Stated problem> Report all lines from the entries below in which "text" appears.

[start of Input]

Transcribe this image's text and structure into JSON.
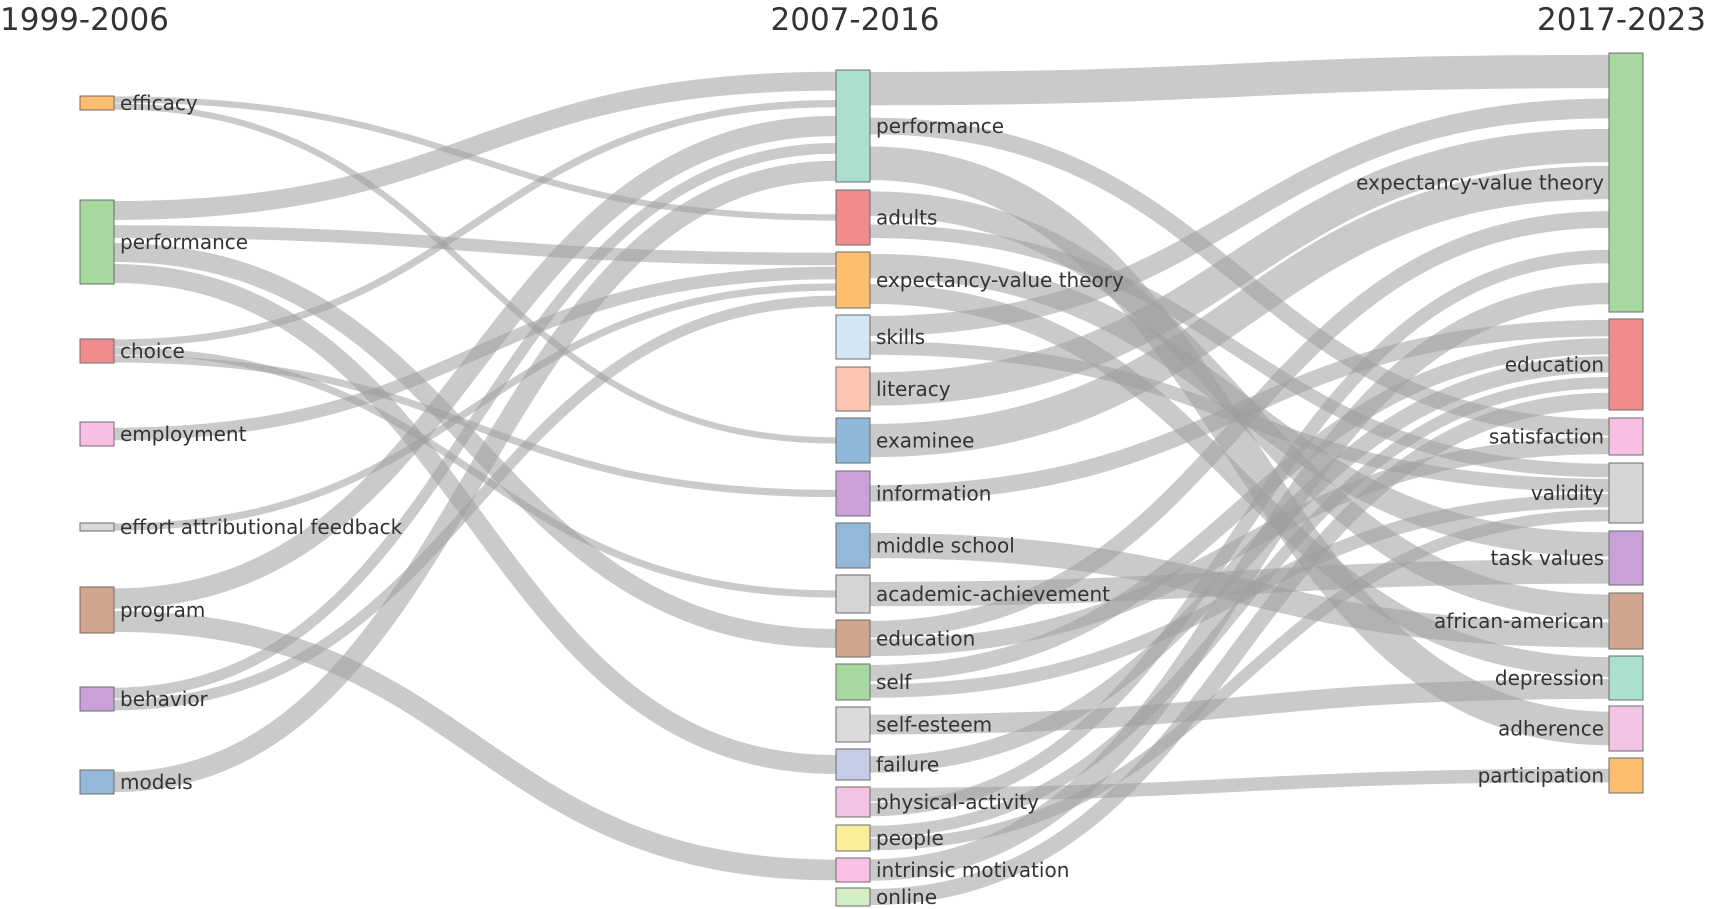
{
  "periods": {
    "p1": "1999-2006",
    "p2": "2007-2016",
    "p3": "2017-2023"
  },
  "colors": {
    "link": "#9e9e9e",
    "node_stroke": "#6b6b6b",
    "text": "#333333"
  },
  "nodes": {
    "c1": [
      {
        "label": "efficacy",
        "color": "#fdbf6f"
      },
      {
        "label": "performance",
        "color": "#a6d8a0"
      },
      {
        "label": "choice",
        "color": "#f08c8c"
      },
      {
        "label": "employment",
        "color": "#f9bfe3"
      },
      {
        "label": "effort attributional feedback",
        "color": "#d9d9d9"
      },
      {
        "label": "program",
        "color": "#d2a68e"
      },
      {
        "label": "behavior",
        "color": "#c9a0d8"
      },
      {
        "label": "models",
        "color": "#93b8da"
      }
    ],
    "c2": [
      {
        "label": "performance",
        "color": "#a9e0d0"
      },
      {
        "label": "adults",
        "color": "#f08c8c"
      },
      {
        "label": "expectancy-value theory",
        "color": "#fdbf6f"
      },
      {
        "label": "skills",
        "color": "#d4e6f4"
      },
      {
        "label": "literacy",
        "color": "#fcc5b0"
      },
      {
        "label": "examinee",
        "color": "#8fb8da"
      },
      {
        "label": "information",
        "color": "#c9a0d8"
      },
      {
        "label": "middle school",
        "color": "#93b8da"
      },
      {
        "label": "academic-achievement",
        "color": "#d5d5d5"
      },
      {
        "label": "education",
        "color": "#d2a68e"
      },
      {
        "label": "self",
        "color": "#a6d8a0"
      },
      {
        "label": "self-esteem",
        "color": "#dadada"
      },
      {
        "label": "failure",
        "color": "#c3cde8"
      },
      {
        "label": "physical-activity",
        "color": "#f3c3e3"
      },
      {
        "label": "people",
        "color": "#fbee9a"
      },
      {
        "label": "intrinsic motivation",
        "color": "#f9c0e4"
      },
      {
        "label": "online",
        "color": "#d4eec4"
      }
    ],
    "c3": [
      {
        "label": "expectancy-value theory",
        "color": "#a6d8a0"
      },
      {
        "label": "education",
        "color": "#f08c8c"
      },
      {
        "label": "satisfaction",
        "color": "#f9bfe3"
      },
      {
        "label": "validity",
        "color": "#d5d5d5"
      },
      {
        "label": "task values",
        "color": "#c9a0d8"
      },
      {
        "label": "african-american",
        "color": "#d2a68e"
      },
      {
        "label": "depression",
        "color": "#a9e0d0"
      },
      {
        "label": "adherence",
        "color": "#f3c3e3"
      },
      {
        "label": "participation",
        "color": "#fdbf6f"
      }
    ]
  },
  "links": [
    [
      "c1",
      0,
      "c2",
      1
    ],
    [
      "c1",
      0,
      "c2",
      5
    ],
    [
      "c1",
      1,
      "c2",
      0
    ],
    [
      "c1",
      1,
      "c2",
      2
    ],
    [
      "c1",
      1,
      "c2",
      9
    ],
    [
      "c1",
      1,
      "c2",
      12
    ],
    [
      "c1",
      2,
      "c2",
      0
    ],
    [
      "c1",
      2,
      "c2",
      8
    ],
    [
      "c1",
      2,
      "c2",
      6
    ],
    [
      "c1",
      3,
      "c2",
      2
    ],
    [
      "c1",
      4,
      "c2",
      2
    ],
    [
      "c1",
      5,
      "c2",
      0
    ],
    [
      "c1",
      5,
      "c2",
      15
    ],
    [
      "c1",
      6,
      "c2",
      0
    ],
    [
      "c1",
      6,
      "c2",
      2
    ],
    [
      "c1",
      7,
      "c2",
      0
    ],
    [
      "c2",
      0,
      "c3",
      0
    ],
    [
      "c2",
      0,
      "c3",
      2
    ],
    [
      "c2",
      0,
      "c3",
      7
    ],
    [
      "c2",
      1,
      "c3",
      5
    ],
    [
      "c2",
      1,
      "c3",
      3
    ],
    [
      "c2",
      2,
      "c3",
      4
    ],
    [
      "c2",
      2,
      "c3",
      6
    ],
    [
      "c2",
      3,
      "c3",
      0
    ],
    [
      "c2",
      3,
      "c3",
      3
    ],
    [
      "c2",
      4,
      "c3",
      0
    ],
    [
      "c2",
      5,
      "c3",
      0
    ],
    [
      "c2",
      6,
      "c3",
      1
    ],
    [
      "c2",
      7,
      "c3",
      5
    ],
    [
      "c2",
      8,
      "c3",
      4
    ],
    [
      "c2",
      9,
      "c3",
      0
    ],
    [
      "c2",
      9,
      "c3",
      2
    ],
    [
      "c2",
      10,
      "c3",
      1
    ],
    [
      "c2",
      10,
      "c3",
      3
    ],
    [
      "c2",
      11,
      "c3",
      6
    ],
    [
      "c2",
      12,
      "c3",
      1
    ],
    [
      "c2",
      13,
      "c3",
      8
    ],
    [
      "c2",
      13,
      "c3",
      0
    ],
    [
      "c2",
      14,
      "c3",
      1
    ],
    [
      "c2",
      14,
      "c3",
      3
    ],
    [
      "c2",
      15,
      "c3",
      0
    ],
    [
      "c2",
      16,
      "c3",
      1
    ]
  ]
}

[end of Input]

Task answer>
Transcribe this image's text and structure into JSON.
    "text": "#333333"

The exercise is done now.